→ **INSTRUCTIONS FOR THE TASK**
Every entry in the following listing must be restated word for word, though not its pictures.

================

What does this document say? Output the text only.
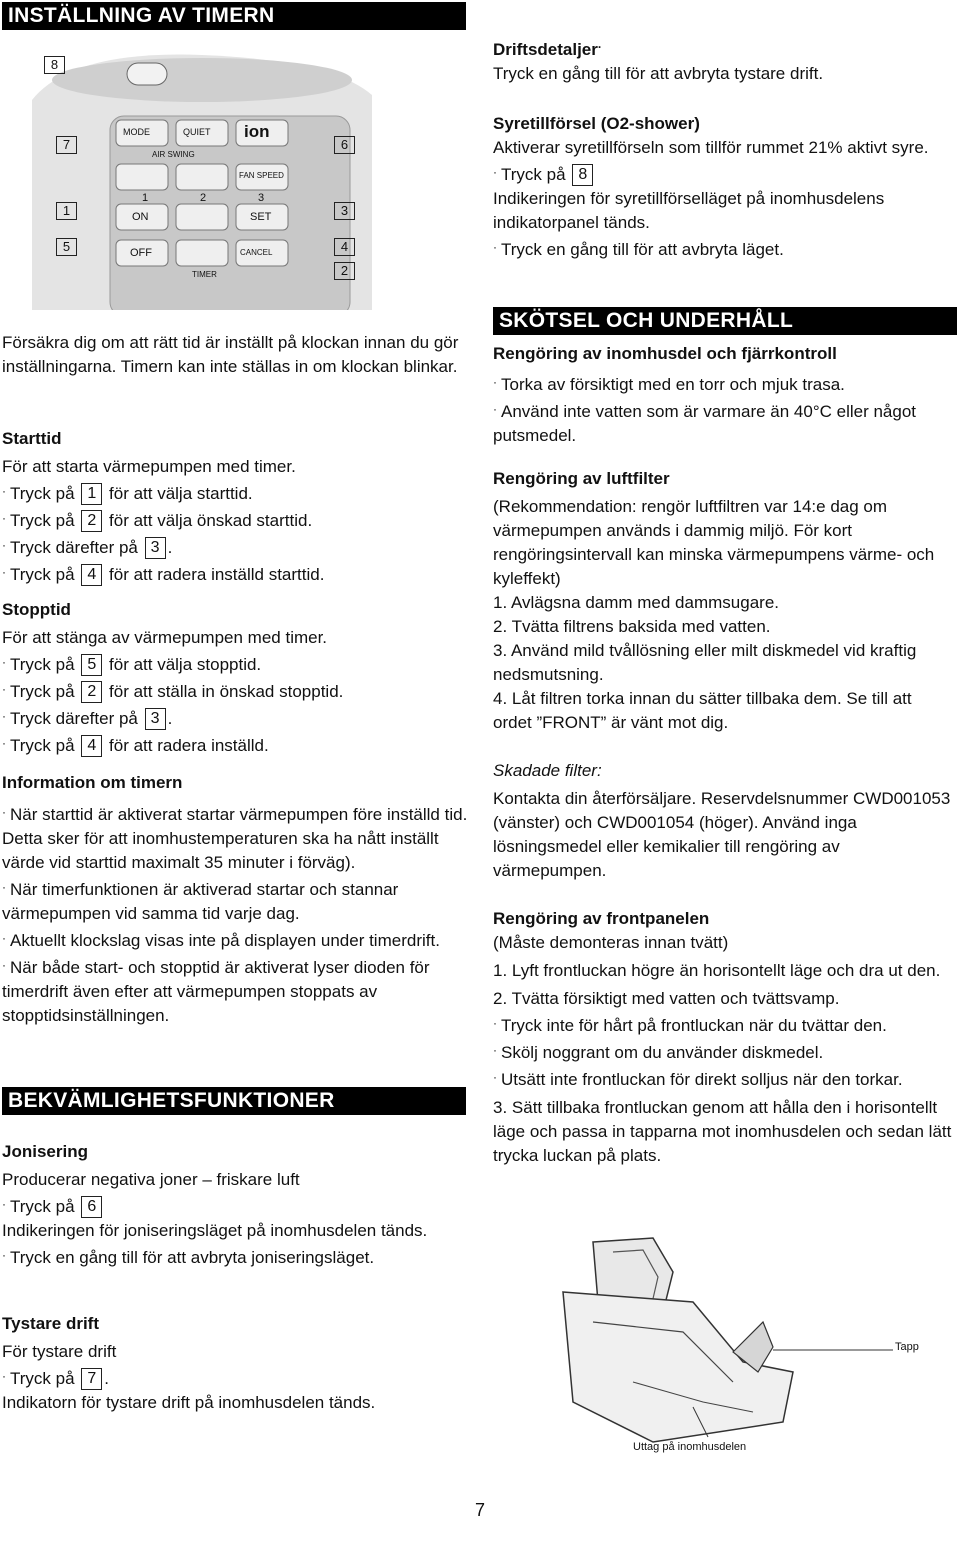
INSTÄLLNING AV TIMERN
MODE	QUIET ion
AIR SWING
FAN SPEED
ON	SET
OFF	CANCEL
TIMER
1	2	3
8
7	6
1	3
5	4
2

Försäkra dig om att rätt tid är inställt på klockan innan du gör inställningarna. Timern kan inte ställas in om klockan blinkar.

Starttid

För att starta värmepumpen med timer.

· Tryck på 1 för att välja starttid.

· Tryck på 2 för att välja önskad starttid.

· Tryck därefter på 3 .

· Tryck på 4 för att radera inställd starttid.

Stopptid

För att stänga av värmepumpen med timer.

· Tryck på 5 för att välja stopptid.

· Tryck på 2 för att ställa in önskad stopptid.

· Tryck därefter på 3 .

· Tryck på 4 för att radera inställd.

Information om timern

· När starttid är aktiverat startar värmepumpen före inställd tid. Detta sker för att inomhustemperaturen ska ha nått inställt värde vid starttid maximalt 35 minuter i förväg).

· När timerfunktionen är aktiverad startar och stannar värmepumpen vid samma tid varje dag.

· Aktuellt klockslag visas inte på displayen under timerdrift.

· När både start- och stopptid är aktiverat lyser dioden för timerdrift även efter att värmepumpen stoppats av stopptidsinställningen.

BEKVÄMLIGHETSFUNKTIONER

Jonisering

Producerar negativa joner – friskare luft

· Tryck på 6

Indikeringen för joniseringsläget på inomhusdelen tänds.

· Tryck en gång till för att avbryta joniseringsläget.

Tystare drift

För tystare drift

· Tryck på 7 .

Indikatorn för tystare drift på inomhusdelen tänds.

Driftsdetaljer·

Tryck en gång till för att avbryta tystare drift.

Syretillförsel (O2-shower)

Aktiverar syretillförseln som tillför rummet 21% aktivt syre.

· Tryck på 8

Indikeringen för syretillförselläget på inomhusdelens indikatorpanel tänds.

· Tryck en gång till för att avbryta läget.

SKÖTSEL OCH UNDERHÅLL

Rengöring av inomhusdel och fjärrkontroll

· Torka av försiktigt med en torr och mjuk trasa.

· Använd inte vatten som är varmare än 40°C eller något putsmedel.

Rengöring av luftfilter

(Rekommendation: rengör luftfiltren var 14:e dag om värmepumpen används i dammig miljö. För kort rengöringsintervall kan minska värmepumpens värme- och kyleffekt)

1. Avlägsna damm med dammsugare.

2. Tvätta filtrens baksida med vatten.

3. Använd mild tvållösning eller milt diskmedel vid kraftig nedsmutsning.

4. Låt filtren torka innan du sätter tillbaka dem. Se till att ordet ”FRONT” är vänt mot dig.

Skadade filter:

Kontakta din återförsäljare. Reservdelsnummer CWD001053 (vänster) och CWD001054 (höger). Använd inga lösningsmedel eller kemikalier till rengöring av värmepumpen.

Rengöring av frontpanelen

(Måste demonteras innan tvätt)

1. Lyft frontluckan högre än horisontellt läge och dra ut den.

2. Tvätta försiktigt med vatten och tvättsvamp.

· Tryck inte för hårt på frontluckan när du tvättar den.

· Skölj noggrant om du använder diskmedel.

· Utsätt inte frontluckan för direkt solljus när den torkar.

3. Sätt tillbaka frontluckan genom att hålla den i horisontellt läge och passa in tapparna mot inomhusdelen och sedan lätt trycka luckan på plats.

Tapp
Uttag på inomhusdelen
7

================

→ **TASK RESULT**
What does this document say? Output the text only.
INSTÄLLNING AV TIMERN
MODE	QUIET ion
AIR SWING
FAN SPEED
ON	SET
OFF	CANCEL
TIMER
1	2	3
8
7	6
1	3
5	4
2

Försäkra dig om att rätt tid är inställt på klockan innan du gör inställningarna. Timern kan inte ställas in om klockan blinkar.

Starttid

För att starta värmepumpen med timer.

· Tryck på 1 för att välja starttid.

· Tryck på 2 för att välja önskad starttid.

· Tryck därefter på 3 .

· Tryck på 4 för att radera inställd starttid.

Stopptid

För att stänga av värmepumpen med timer.

· Tryck på 5 för att välja stopptid.

· Tryck på 2 för att ställa in önskad stopptid.

· Tryck därefter på 3 .

· Tryck på 4 för att radera inställd.

Information om timern

· När starttid är aktiverat startar värmepumpen före inställd tid. Detta sker för att inomhustemperaturen ska ha nått inställt värde vid starttid maximalt 35 minuter i förväg).

· När timerfunktionen är aktiverad startar och stannar värmepumpen vid samma tid varje dag.

· Aktuellt klockslag visas inte på displayen under timerdrift.

· När både start- och stopptid är aktiverat lyser dioden för timerdrift även efter att värmepumpen stoppats av stopptidsinställningen.

BEKVÄMLIGHETSFUNKTIONER

Jonisering

Producerar negativa joner – friskare luft

· Tryck på 6

Indikeringen för joniseringsläget på inomhusdelen tänds.

· Tryck en gång till för att avbryta joniseringsläget.

Tystare drift

För tystare drift

· Tryck på 7 .

Indikatorn för tystare drift på inomhusdelen tänds.

Driftsdetaljer·

Tryck en gång till för att avbryta tystare drift.

Syretillförsel (O2-shower)

Aktiverar syretillförseln som tillför rummet 21% aktivt syre.

· Tryck på 8

Indikeringen för syretillförselläget på inomhusdelens indikatorpanel tänds.

· Tryck en gång till för att avbryta läget.

SKÖTSEL OCH UNDERHÅLL

Rengöring av inomhusdel och fjärrkontroll

· Torka av försiktigt med en torr och mjuk trasa.

· Använd inte vatten som är varmare än 40°C eller något putsmedel.

Rengöring av luftfilter

(Rekommendation: rengör luftfiltren var 14:e dag om värmepumpen används i dammig miljö. För kort rengöringsintervall kan minska värmepumpens värme- och kyleffekt)

1. Avlägsna damm med dammsugare.

2. Tvätta filtrens baksida med vatten.

3. Använd mild tvållösning eller milt diskmedel vid kraftig nedsmutsning.

4. Låt filtren torka innan du sätter tillbaka dem. Se till att ordet ”FRONT” är vänt mot dig.

Skadade filter:

Kontakta din återförsäljare. Reservdelsnummer CWD001053 (vänster) och CWD001054 (höger). Använd inga lösningsmedel eller kemikalier till rengöring av värmepumpen.

Rengöring av frontpanelen

(Måste demonteras innan tvätt)

1. Lyft frontluckan högre än horisontellt läge och dra ut den.

2. Tvätta försiktigt med vatten och tvättsvamp.

· Tryck inte för hårt på frontluckan när du tvättar den.

· Skölj noggrant om du använder diskmedel.

· Utsätt inte frontluckan för direkt solljus när den torkar.

3. Sätt tillbaka frontluckan genom att hålla den i horisontellt läge och passa in tapparna mot inomhusdelen och sedan lätt trycka luckan på plats.

Tapp
Uttag på inomhusdelen
7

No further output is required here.